• Exercise objective: What follows is a listing; restate every line of it word for word.

BEGIN Data listing

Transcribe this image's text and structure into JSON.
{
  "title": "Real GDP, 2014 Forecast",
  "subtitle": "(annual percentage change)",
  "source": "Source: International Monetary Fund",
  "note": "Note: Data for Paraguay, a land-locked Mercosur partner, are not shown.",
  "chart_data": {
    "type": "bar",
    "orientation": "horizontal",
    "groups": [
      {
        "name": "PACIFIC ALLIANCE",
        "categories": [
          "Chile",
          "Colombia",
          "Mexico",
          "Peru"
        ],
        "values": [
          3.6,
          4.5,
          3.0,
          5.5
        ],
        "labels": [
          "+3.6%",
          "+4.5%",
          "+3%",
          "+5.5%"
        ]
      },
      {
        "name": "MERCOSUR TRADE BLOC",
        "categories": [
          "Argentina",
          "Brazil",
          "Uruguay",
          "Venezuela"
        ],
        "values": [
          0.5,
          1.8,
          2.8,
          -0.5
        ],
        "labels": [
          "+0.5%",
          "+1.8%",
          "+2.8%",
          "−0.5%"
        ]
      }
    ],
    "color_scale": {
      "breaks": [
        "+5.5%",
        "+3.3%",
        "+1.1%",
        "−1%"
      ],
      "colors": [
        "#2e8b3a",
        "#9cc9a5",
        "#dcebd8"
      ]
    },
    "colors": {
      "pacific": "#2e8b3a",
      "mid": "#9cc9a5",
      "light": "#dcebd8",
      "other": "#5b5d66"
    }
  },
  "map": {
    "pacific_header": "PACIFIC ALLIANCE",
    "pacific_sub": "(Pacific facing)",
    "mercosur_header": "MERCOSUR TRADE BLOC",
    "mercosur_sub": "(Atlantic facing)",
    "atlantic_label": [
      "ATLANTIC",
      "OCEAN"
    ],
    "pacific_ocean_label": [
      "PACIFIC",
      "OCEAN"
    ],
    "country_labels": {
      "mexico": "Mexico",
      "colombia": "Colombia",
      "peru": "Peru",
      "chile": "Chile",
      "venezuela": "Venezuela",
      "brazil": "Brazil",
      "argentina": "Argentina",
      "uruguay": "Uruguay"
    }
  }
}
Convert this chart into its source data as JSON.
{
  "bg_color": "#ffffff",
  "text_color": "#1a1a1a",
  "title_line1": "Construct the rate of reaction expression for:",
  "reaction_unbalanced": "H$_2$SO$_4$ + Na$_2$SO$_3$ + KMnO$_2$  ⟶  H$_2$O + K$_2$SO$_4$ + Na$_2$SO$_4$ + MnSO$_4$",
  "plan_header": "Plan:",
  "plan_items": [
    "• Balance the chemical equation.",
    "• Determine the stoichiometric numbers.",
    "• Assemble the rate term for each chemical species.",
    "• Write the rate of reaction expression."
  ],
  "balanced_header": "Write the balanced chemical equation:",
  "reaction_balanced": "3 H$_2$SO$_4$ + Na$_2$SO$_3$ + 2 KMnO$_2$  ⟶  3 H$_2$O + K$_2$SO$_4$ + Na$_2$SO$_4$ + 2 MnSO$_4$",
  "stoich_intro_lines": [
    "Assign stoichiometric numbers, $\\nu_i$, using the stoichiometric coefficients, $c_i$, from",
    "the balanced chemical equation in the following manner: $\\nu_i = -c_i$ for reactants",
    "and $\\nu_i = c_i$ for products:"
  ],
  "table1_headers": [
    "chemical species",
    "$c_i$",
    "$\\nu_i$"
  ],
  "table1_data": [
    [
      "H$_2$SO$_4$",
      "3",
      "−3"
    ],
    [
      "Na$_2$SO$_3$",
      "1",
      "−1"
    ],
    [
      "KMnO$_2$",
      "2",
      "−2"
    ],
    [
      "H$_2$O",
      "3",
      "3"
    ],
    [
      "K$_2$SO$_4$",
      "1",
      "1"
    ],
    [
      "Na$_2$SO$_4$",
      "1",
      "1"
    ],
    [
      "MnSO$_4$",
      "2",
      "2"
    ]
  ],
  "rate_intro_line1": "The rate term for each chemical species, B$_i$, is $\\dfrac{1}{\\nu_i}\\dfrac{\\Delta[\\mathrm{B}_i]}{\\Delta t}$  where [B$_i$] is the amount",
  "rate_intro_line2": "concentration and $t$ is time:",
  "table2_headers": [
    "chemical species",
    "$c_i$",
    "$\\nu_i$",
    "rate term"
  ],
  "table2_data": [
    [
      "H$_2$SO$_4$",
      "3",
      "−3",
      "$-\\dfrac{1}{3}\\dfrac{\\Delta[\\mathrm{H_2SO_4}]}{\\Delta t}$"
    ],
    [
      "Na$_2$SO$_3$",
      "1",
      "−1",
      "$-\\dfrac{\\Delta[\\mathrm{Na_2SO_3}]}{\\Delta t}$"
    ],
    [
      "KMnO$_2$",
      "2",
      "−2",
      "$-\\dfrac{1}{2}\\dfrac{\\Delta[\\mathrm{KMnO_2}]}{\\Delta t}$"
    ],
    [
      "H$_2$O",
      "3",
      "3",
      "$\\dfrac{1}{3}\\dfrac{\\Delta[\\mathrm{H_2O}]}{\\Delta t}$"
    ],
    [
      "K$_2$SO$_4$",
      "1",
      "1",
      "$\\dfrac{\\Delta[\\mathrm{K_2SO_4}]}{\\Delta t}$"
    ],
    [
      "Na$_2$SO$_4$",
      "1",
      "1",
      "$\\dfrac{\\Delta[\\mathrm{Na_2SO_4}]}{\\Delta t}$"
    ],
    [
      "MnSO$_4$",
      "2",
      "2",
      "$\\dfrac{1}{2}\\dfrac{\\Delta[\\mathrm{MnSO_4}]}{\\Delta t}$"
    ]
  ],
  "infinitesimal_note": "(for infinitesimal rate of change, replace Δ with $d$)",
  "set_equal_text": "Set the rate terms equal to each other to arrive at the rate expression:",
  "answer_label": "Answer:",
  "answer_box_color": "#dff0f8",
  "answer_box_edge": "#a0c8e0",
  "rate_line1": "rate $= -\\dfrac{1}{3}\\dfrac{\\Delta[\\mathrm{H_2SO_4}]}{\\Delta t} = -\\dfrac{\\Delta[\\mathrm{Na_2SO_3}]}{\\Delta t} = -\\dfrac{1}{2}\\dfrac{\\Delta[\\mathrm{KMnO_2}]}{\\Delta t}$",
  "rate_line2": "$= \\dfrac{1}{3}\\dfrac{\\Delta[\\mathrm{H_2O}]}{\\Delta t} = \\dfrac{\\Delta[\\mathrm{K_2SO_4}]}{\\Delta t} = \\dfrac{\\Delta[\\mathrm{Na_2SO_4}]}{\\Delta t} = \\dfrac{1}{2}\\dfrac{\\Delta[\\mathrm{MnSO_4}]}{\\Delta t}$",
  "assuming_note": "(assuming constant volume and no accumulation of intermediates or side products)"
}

END Data listing

• Answer for the task:
Transcribe this image's text and structure into JSON.
{
  "title": "Real GDP, 2014 Forecast",
  "subtitle": "(annual percentage change)",
  "source": "Source: International Monetary Fund",
  "note": "Note: Data for Paraguay, a land-locked Mercosur partner, are not shown.",
  "chart_data": {
    "type": "bar",
    "orientation": "horizontal",
    "groups": [
      {
        "name": "PACIFIC ALLIANCE",
        "categories": [
          "Chile",
          "Colombia",
          "Mexico",
          "Peru"
        ],
        "values": [
          3.6,
          4.5,
          3.0,
          5.5
        ],
        "labels": [
          "+3.6%",
          "+4.5%",
          "+3%",
          "+5.5%"
        ]
      },
      {
        "name": "MERCOSUR TRADE BLOC",
        "categories": [
          "Argentina",
          "Brazil",
          "Uruguay",
          "Venezuela"
        ],
        "values": [
          0.5,
          1.8,
          2.8,
          -0.5
        ],
        "labels": [
          "+0.5%",
          "+1.8%",
          "+2.8%",
          "−0.5%"
        ]
      }
    ],
    "color_scale": {
      "breaks": [
        "+5.5%",
        "+3.3%",
        "+1.1%",
        "−1%"
      ],
      "colors": [
        "#2e8b3a",
        "#9cc9a5",
        "#dcebd8"
      ]
    },
    "colors": {
      "pacific": "#2e8b3a",
      "mid": "#9cc9a5",
      "light": "#dcebd8",
      "other": "#5b5d66"
    }
  },
  "map": {
    "pacific_header": "PACIFIC ALLIANCE",
    "pacific_sub": "(Pacific facing)",
    "mercosur_header": "MERCOSUR TRADE BLOC",
    "mercosur_sub": "(Atlantic facing)",
    "atlantic_label": [
      "ATLANTIC",
      "OCEAN"
    ],
    "pacific_ocean_label": [
      "PACIFIC",
      "OCEAN"
    ],
    "country_labels": {
      "mexico": "Mexico",
      "colombia": "Colombia",
      "peru": "Peru",
      "chile": "Chile",
      "venezuela": "Venezuela",
      "brazil": "Brazil",
      "argentina": "Argentina",
      "uruguay": "Uruguay"
    }
  }
}
Convert this chart into its source data as JSON.
{
  "bg_color": "#ffffff",
  "text_color": "#1a1a1a",
  "title_line1": "Construct the rate of reaction expression for:",
  "reaction_unbalanced": "H$_2$SO$_4$ + Na$_2$SO$_3$ + KMnO$_2$  ⟶  H$_2$O + K$_2$SO$_4$ + Na$_2$SO$_4$ + MnSO$_4$",
  "plan_header": "Plan:",
  "plan_items": [
    "• Balance the chemical equation.",
    "• Determine the stoichiometric numbers.",
    "• Assemble the rate term for each chemical species.",
    "• Write the rate of reaction expression."
  ],
  "balanced_header": "Write the balanced chemical equation:",
  "reaction_balanced": "3 H$_2$SO$_4$ + Na$_2$SO$_3$ + 2 KMnO$_2$  ⟶  3 H$_2$O + K$_2$SO$_4$ + Na$_2$SO$_4$ + 2 MnSO$_4$",
  "stoich_intro_lines": [
    "Assign stoichiometric numbers, $\\nu_i$, using the stoichiometric coefficients, $c_i$, from",
    "the balanced chemical equation in the following manner: $\\nu_i = -c_i$ for reactants",
    "and $\\nu_i = c_i$ for products:"
  ],
  "table1_headers": [
    "chemical species",
    "$c_i$",
    "$\\nu_i$"
  ],
  "table1_data": [
    [
      "H$_2$SO$_4$",
      "3",
      "−3"
    ],
    [
      "Na$_2$SO$_3$",
      "1",
      "−1"
    ],
    [
      "KMnO$_2$",
      "2",
      "−2"
    ],
    [
      "H$_2$O",
      "3",
      "3"
    ],
    [
      "K$_2$SO$_4$",
      "1",
      "1"
    ],
    [
      "Na$_2$SO$_4$",
      "1",
      "1"
    ],
    [
      "MnSO$_4$",
      "2",
      "2"
    ]
  ],
  "rate_intro_line1": "The rate term for each chemical species, B$_i$, is $\\dfrac{1}{\\nu_i}\\dfrac{\\Delta[\\mathrm{B}_i]}{\\Delta t}$  where [B$_i$] is the amount",
  "rate_intro_line2": "concentration and $t$ is time:",
  "table2_headers": [
    "chemical species",
    "$c_i$",
    "$\\nu_i$",
    "rate term"
  ],
  "table2_data": [
    [
      "H$_2$SO$_4$",
      "3",
      "−3",
      "$-\\dfrac{1}{3}\\dfrac{\\Delta[\\mathrm{H_2SO_4}]}{\\Delta t}$"
    ],
    [
      "Na$_2$SO$_3$",
      "1",
      "−1",
      "$-\\dfrac{\\Delta[\\mathrm{Na_2SO_3}]}{\\Delta t}$"
    ],
    [
      "KMnO$_2$",
      "2",
      "−2",
      "$-\\dfrac{1}{2}\\dfrac{\\Delta[\\mathrm{KMnO_2}]}{\\Delta t}$"
    ],
    [
      "H$_2$O",
      "3",
      "3",
      "$\\dfrac{1}{3}\\dfrac{\\Delta[\\mathrm{H_2O}]}{\\Delta t}$"
    ],
    [
      "K$_2$SO$_4$",
      "1",
      "1",
      "$\\dfrac{\\Delta[\\mathrm{K_2SO_4}]}{\\Delta t}$"
    ],
    [
      "Na$_2$SO$_4$",
      "1",
      "1",
      "$\\dfrac{\\Delta[\\mathrm{Na_2SO_4}]}{\\Delta t}$"
    ],
    [
      "MnSO$_4$",
      "2",
      "2",
      "$\\dfrac{1}{2}\\dfrac{\\Delta[\\mathrm{MnSO_4}]}{\\Delta t}$"
    ]
  ],
  "infinitesimal_note": "(for infinitesimal rate of change, replace Δ with $d$)",
  "set_equal_text": "Set the rate terms equal to each other to arrive at the rate expression:",
  "answer_label": "Answer:",
  "answer_box_color": "#dff0f8",
  "answer_box_edge": "#a0c8e0",
  "rate_line1": "rate $= -\\dfrac{1}{3}\\dfrac{\\Delta[\\mathrm{H_2SO_4}]}{\\Delta t} = -\\dfrac{\\Delta[\\mathrm{Na_2SO_3}]}{\\Delta t} = -\\dfrac{1}{2}\\dfrac{\\Delta[\\mathrm{KMnO_2}]}{\\Delta t}$",
  "rate_line2": "$= \\dfrac{1}{3}\\dfrac{\\Delta[\\mathrm{H_2O}]}{\\Delta t} = \\dfrac{\\Delta[\\mathrm{K_2SO_4}]}{\\Delta t} = \\dfrac{\\Delta[\\mathrm{Na_2SO_4}]}{\\Delta t} = \\dfrac{1}{2}\\dfrac{\\Delta[\\mathrm{MnSO_4}]}{\\Delta t}$",
  "assuming_note": "(assuming constant volume and no accumulation of intermediates or side products)"
}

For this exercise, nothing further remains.